Task to carry out: Only lines holding the word "初中物理在线" should be copied from the material.

[Extracted data entries]
★ ★ ★
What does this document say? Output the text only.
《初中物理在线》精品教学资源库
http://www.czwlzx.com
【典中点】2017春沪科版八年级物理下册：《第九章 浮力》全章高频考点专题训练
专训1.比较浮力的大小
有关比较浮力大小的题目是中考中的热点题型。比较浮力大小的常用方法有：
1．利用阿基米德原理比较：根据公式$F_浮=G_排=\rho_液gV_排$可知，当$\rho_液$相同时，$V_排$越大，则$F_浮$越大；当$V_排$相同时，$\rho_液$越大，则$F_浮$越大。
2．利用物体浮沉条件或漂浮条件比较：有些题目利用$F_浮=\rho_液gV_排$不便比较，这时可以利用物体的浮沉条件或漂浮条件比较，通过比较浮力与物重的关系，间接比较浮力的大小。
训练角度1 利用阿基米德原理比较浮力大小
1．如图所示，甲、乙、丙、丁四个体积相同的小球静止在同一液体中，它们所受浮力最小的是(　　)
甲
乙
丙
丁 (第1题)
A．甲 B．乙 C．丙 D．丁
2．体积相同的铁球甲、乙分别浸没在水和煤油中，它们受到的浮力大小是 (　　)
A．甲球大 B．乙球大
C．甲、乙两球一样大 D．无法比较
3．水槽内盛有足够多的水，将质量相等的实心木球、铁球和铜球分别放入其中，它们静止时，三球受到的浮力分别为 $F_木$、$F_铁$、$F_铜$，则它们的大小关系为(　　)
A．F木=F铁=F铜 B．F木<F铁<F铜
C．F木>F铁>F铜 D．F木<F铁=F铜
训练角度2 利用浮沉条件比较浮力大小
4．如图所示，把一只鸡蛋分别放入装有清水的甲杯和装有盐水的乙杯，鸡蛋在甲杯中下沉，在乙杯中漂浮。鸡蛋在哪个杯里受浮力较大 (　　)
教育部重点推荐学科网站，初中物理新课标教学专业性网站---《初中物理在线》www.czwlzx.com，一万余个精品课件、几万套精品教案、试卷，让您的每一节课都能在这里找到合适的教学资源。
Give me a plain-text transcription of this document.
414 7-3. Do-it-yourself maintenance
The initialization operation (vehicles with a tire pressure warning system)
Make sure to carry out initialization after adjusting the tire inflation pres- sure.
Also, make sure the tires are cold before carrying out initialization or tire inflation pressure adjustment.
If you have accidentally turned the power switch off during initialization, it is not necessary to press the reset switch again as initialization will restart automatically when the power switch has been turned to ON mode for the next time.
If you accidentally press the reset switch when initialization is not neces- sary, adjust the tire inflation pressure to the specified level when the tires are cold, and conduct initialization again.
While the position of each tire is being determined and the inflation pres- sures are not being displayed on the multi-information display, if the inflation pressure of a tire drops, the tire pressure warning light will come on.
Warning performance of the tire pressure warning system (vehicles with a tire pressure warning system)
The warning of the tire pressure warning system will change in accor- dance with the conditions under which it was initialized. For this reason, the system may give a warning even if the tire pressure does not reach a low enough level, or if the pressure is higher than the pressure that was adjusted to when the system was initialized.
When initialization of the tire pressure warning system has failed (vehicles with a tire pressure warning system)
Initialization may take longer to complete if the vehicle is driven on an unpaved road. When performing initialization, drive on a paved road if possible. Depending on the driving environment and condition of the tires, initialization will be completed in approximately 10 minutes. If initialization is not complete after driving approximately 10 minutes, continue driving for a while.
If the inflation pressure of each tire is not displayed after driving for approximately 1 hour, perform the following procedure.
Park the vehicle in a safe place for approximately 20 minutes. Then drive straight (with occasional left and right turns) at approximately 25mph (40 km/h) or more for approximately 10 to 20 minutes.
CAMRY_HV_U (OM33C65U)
★ ★ ★
Written solution:
《初中物理在线》精品教学资源库
教育部重点推荐学科网站，初中物理新课标教学专业性网站---《初中物理在线》www.czwlzx.com，一万余个精品课件、几万套精品教案、试卷，让您的每一节课都能在这里找到合适的教学资源。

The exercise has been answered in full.